BEGIN

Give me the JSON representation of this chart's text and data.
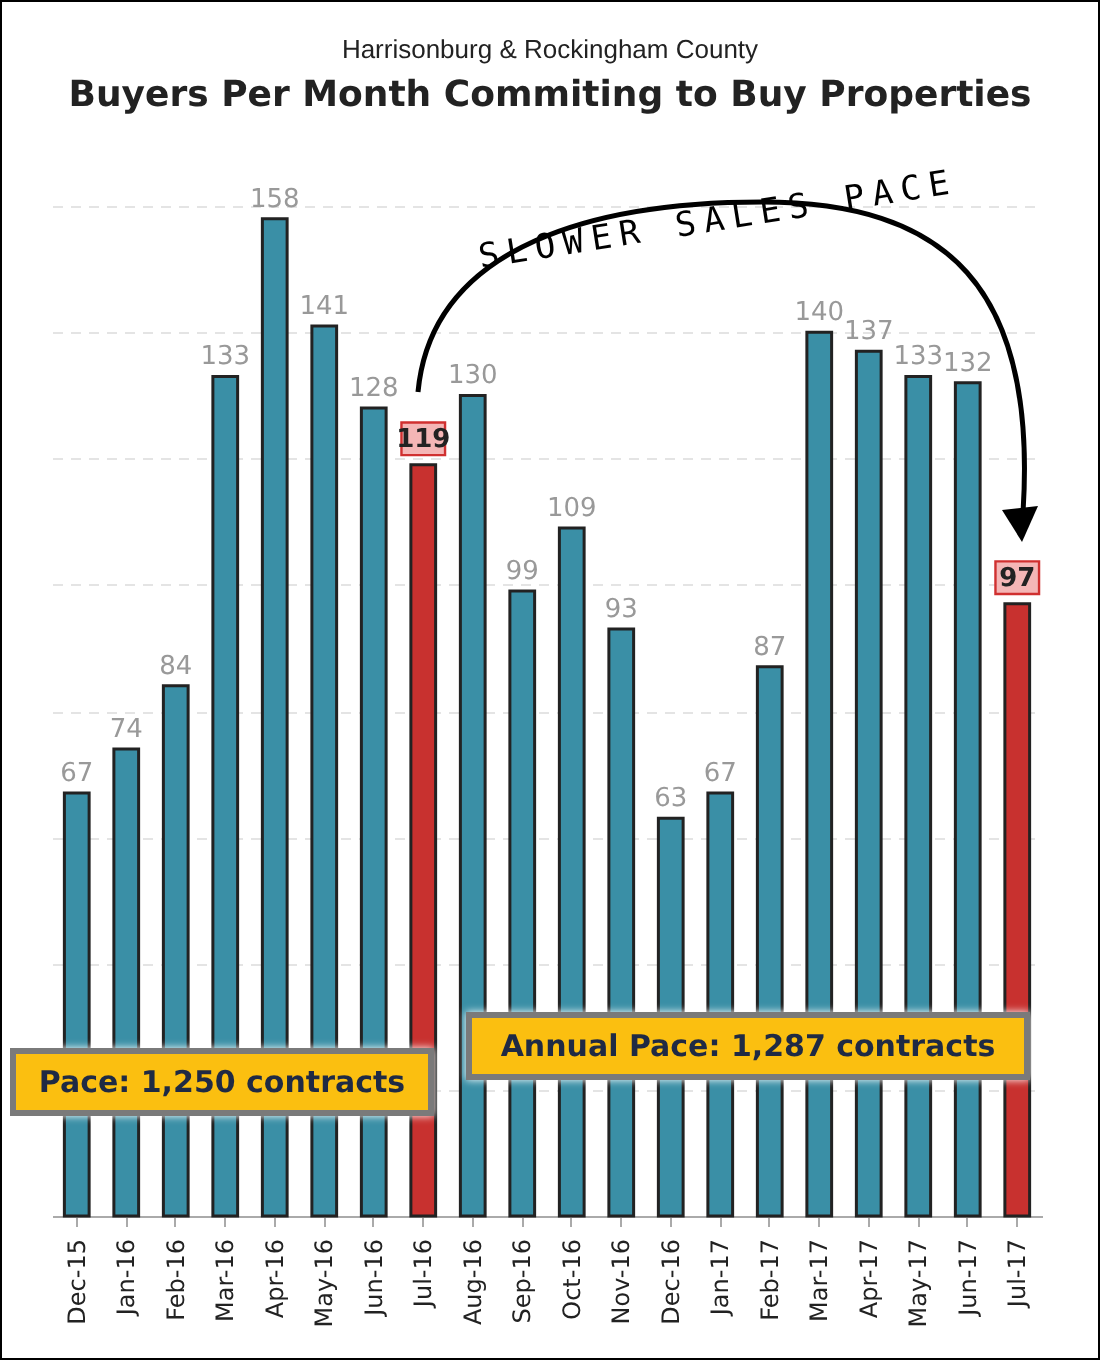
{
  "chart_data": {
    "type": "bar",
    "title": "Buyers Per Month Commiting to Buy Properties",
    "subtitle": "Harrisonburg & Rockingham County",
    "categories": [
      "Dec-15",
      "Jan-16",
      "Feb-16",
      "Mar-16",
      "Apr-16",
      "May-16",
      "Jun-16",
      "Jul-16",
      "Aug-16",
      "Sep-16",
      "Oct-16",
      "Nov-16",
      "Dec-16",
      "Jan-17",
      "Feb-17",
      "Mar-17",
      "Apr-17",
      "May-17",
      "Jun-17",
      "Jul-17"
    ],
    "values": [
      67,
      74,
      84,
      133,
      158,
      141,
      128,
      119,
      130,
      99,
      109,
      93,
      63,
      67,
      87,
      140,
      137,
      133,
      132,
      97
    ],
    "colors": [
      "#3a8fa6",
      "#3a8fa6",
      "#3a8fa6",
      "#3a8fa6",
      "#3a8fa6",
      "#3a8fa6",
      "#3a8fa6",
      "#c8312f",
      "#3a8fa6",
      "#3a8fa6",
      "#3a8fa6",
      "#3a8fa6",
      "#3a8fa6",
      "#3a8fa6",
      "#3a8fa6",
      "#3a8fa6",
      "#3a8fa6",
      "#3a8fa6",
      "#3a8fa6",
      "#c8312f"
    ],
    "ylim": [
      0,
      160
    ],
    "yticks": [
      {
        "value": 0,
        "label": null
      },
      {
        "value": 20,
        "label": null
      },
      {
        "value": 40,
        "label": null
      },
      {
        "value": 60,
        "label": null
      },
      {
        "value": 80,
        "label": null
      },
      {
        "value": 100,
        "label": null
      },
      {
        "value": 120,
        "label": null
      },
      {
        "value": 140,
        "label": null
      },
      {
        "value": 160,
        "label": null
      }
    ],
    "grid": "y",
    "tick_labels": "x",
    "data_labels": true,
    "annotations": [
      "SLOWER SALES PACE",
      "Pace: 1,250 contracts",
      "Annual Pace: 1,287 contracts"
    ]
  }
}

END

Given problem:
Quote the records in full and exactly; skip any image.

Solution for this exercise:
Give me the JSON representation of this chart's text and data.
{
  "chart_data": {
    "type": "bar",
    "title": "Buyers Per Month Commiting to Buy Properties",
    "subtitle": "Harrisonburg & Rockingham County",
    "categories": [
      "Dec-15",
      "Jan-16",
      "Feb-16",
      "Mar-16",
      "Apr-16",
      "May-16",
      "Jun-16",
      "Jul-16",
      "Aug-16",
      "Sep-16",
      "Oct-16",
      "Nov-16",
      "Dec-16",
      "Jan-17",
      "Feb-17",
      "Mar-17",
      "Apr-17",
      "May-17",
      "Jun-17",
      "Jul-17"
    ],
    "values": [
      67,
      74,
      84,
      133,
      158,
      141,
      128,
      119,
      130,
      99,
      109,
      93,
      63,
      67,
      87,
      140,
      137,
      133,
      132,
      97
    ],
    "colors": [
      "#3a8fa6",
      "#3a8fa6",
      "#3a8fa6",
      "#3a8fa6",
      "#3a8fa6",
      "#3a8fa6",
      "#3a8fa6",
      "#c8312f",
      "#3a8fa6",
      "#3a8fa6",
      "#3a8fa6",
      "#3a8fa6",
      "#3a8fa6",
      "#3a8fa6",
      "#3a8fa6",
      "#3a8fa6",
      "#3a8fa6",
      "#3a8fa6",
      "#3a8fa6",
      "#c8312f"
    ],
    "ylim": [
      0,
      160
    ],
    "yticks": [
      {
        "value": 0,
        "label": null
      },
      {
        "value": 20,
        "label": null
      },
      {
        "value": 40,
        "label": null
      },
      {
        "value": 60,
        "label": null
      },
      {
        "value": 80,
        "label": null
      },
      {
        "value": 100,
        "label": null
      },
      {
        "value": 120,
        "label": null
      },
      {
        "value": 140,
        "label": null
      },
      {
        "value": 160,
        "label": null
      }
    ],
    "grid": "y",
    "tick_labels": "x",
    "data_labels": true,
    "annotations": [
      "SLOWER SALES PACE",
      "Pace: 1,250 contracts",
      "Annual Pace: 1,287 contracts"
    ]
  }
}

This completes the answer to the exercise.